> _KUTIPAN DOKUMEN_:
Bom Waktu Kartu Sehat

Bak bom waktu, Kartu Sehat berbasis Nomor Induk Kependudukan (NIK) yang menjadi program andalan Pemkot Bekasi di bidang kesehatan cepat lambat akan meledak.

Sinyalemen bahaya itu sudah mulai terlihat dengan munculnya potensi defisit APBD Kota Bekasi tahun anggaran 2018. Tidak main-main, besaran potensi defisit mencapai Rp900 miliar sampai Rp1,2 triliun atau sekitar 20 persen dari total APBD 2018 sebesar Rp5,8 triliun.

Dari angka yang besar itu, program Kartu Sehat ikut berkontribusi menyumbang defisit. Sebagai ilustrasi, berdasarkan data Badan Pengelolaan Keuangan Dan Aset Daerah (BPKAD) Kota Bekasi, Pemkot Bekasi mengalokasikan anggaran untuk Kartu Sehat di APBD 2018 sebesar Rp225 miliar. Rinciannya, Rp170 miliar untuk Dinas Kesehatan dan Rp55 miliar untuk RSUD Kota Bekasi.

Tidak berhenti di situ, Pemkot Bekasi bahkan berencana menambah anggaran Kartu Sehat di APBD Perubahan 2018 sebesar Rp189 miliar, dengan rincian Rp124 miliar untuk pos Dinas Kesehatan dan Rp65 milar untuk RSUD Kota Bekasi.

> _CATATAN YANG DITAMPILKAN_:
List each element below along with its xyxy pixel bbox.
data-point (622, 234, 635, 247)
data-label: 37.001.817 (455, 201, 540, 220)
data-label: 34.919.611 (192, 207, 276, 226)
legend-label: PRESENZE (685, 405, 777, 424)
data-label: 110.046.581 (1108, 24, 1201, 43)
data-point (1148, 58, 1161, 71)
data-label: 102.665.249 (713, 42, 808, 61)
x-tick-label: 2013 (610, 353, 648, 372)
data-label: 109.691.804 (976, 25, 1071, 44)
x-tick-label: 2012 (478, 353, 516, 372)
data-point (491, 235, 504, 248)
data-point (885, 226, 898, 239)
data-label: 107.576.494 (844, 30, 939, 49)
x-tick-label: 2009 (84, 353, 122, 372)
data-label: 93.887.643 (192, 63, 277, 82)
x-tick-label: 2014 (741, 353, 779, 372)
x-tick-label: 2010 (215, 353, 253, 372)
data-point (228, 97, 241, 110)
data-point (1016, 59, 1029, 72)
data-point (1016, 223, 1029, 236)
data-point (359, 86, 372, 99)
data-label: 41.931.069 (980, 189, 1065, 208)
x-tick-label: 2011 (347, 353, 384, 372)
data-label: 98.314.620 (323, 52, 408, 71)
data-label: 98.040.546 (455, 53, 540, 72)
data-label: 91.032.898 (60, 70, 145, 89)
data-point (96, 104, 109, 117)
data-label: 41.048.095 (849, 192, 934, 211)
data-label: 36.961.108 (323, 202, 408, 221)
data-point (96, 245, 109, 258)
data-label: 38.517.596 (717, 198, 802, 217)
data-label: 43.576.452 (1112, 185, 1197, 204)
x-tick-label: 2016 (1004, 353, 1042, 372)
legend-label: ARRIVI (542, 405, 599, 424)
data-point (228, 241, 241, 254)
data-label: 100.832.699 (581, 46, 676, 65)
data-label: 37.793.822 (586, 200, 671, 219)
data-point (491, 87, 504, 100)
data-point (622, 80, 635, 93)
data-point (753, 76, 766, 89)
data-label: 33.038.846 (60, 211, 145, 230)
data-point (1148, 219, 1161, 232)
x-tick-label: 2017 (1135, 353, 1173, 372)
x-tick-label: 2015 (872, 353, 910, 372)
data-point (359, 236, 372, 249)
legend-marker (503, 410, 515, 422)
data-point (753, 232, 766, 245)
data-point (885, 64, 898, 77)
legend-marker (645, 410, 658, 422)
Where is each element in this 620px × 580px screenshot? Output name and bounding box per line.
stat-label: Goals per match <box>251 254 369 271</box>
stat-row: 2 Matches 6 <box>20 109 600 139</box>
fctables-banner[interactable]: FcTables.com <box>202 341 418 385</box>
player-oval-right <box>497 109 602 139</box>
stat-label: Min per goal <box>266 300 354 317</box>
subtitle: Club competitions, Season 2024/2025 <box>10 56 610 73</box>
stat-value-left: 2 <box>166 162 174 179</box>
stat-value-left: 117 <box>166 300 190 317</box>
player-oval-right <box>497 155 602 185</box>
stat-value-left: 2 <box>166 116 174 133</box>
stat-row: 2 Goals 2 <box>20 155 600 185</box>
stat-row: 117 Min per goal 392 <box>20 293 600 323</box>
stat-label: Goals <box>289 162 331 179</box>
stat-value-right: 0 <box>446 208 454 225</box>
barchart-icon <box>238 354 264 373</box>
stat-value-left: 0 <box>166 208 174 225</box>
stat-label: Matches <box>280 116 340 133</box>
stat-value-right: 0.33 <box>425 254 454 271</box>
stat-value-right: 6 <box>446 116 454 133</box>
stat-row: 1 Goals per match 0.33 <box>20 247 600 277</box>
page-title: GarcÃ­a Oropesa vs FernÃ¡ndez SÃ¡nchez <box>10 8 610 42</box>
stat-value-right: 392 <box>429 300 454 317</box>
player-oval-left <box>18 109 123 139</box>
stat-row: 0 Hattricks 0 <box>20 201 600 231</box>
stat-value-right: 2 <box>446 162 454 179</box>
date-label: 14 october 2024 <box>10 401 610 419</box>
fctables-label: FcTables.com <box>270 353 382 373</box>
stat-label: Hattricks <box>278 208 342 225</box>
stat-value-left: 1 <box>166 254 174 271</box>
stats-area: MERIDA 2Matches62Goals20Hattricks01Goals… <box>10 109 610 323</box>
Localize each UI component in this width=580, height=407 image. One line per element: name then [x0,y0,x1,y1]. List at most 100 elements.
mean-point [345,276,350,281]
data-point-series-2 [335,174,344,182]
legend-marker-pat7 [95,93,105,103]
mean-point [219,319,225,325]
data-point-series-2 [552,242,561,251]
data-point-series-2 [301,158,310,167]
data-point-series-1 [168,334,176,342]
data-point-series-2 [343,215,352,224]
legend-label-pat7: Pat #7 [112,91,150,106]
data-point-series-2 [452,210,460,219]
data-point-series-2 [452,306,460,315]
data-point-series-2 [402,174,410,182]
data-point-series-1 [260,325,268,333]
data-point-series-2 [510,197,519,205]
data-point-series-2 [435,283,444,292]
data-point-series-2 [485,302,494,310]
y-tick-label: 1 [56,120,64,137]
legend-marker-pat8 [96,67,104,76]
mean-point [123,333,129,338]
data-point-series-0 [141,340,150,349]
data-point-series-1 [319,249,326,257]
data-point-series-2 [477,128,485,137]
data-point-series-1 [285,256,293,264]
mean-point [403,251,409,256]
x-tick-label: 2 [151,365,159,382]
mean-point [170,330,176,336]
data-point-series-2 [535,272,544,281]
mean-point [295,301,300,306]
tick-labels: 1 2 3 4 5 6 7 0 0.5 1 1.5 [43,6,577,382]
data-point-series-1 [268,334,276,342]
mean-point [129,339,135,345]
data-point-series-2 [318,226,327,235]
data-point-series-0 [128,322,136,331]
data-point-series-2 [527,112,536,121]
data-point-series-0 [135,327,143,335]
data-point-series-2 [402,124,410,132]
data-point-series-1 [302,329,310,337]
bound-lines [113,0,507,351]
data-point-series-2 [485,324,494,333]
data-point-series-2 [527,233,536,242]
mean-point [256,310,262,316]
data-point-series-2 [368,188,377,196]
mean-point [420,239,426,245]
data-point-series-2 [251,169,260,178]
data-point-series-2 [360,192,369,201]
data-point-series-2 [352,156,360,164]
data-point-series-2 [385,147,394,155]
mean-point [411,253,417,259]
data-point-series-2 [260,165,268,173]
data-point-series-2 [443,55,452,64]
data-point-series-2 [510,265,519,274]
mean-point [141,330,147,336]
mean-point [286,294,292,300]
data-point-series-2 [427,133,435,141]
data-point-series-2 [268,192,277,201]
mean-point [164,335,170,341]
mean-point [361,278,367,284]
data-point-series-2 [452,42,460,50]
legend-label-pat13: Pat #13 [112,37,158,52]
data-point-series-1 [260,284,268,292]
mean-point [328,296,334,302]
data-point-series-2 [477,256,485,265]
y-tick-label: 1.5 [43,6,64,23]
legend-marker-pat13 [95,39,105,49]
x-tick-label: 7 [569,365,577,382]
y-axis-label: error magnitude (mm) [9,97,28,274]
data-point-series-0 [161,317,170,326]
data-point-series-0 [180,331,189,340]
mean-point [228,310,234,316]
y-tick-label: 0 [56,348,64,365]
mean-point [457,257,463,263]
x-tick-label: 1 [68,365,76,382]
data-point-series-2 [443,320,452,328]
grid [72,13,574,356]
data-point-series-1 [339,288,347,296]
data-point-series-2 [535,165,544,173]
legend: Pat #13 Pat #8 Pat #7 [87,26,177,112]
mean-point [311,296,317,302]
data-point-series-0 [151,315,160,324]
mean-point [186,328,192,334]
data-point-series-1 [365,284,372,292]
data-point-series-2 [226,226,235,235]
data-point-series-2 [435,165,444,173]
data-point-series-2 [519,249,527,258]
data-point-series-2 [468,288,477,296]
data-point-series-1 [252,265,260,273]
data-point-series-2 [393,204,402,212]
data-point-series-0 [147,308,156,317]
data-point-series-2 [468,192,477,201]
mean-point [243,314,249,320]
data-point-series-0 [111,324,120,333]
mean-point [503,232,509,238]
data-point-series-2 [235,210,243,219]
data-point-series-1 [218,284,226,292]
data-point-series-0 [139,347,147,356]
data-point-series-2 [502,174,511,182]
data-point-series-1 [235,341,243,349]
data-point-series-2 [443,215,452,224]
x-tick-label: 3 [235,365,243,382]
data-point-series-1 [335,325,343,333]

> _LANGKAH PENGERJAAN_:
[1] Jawablah pertanyaan berikut berdasarkan artikel tentang Kartu Sehat:
(a) Berapa total APBD Kota Bekasi tahun 2018?
(b) Berapa anggaran Kartu Sehat untuk RSUD Kota Bekasi di APBD 2018?
(c) Berapa tambahan anggaran Kartu Sehat yang direncanakan di APBD Perubahan 2018?
[2] Tolong terjemahkan kalimat dari artikel tentang Kartu Sehat ini ke dalam bahasa Inggris: "Sinyalemen bahaya itu sudah mulai terlihat dengan munculnya potensi defisit APBD Kota Bekasi tahun anggaran 2018."

> _HASIL PENGERJAAN_:
[1]
(a) Rp5,8 triliun.
(b) Rp55 miliar.
(c) Rp189 miliar.

[2] Signs of that danger have already begun to appear with the emergence of a potential deficit in Bekasi City's APBD for the 2018 fiscal year.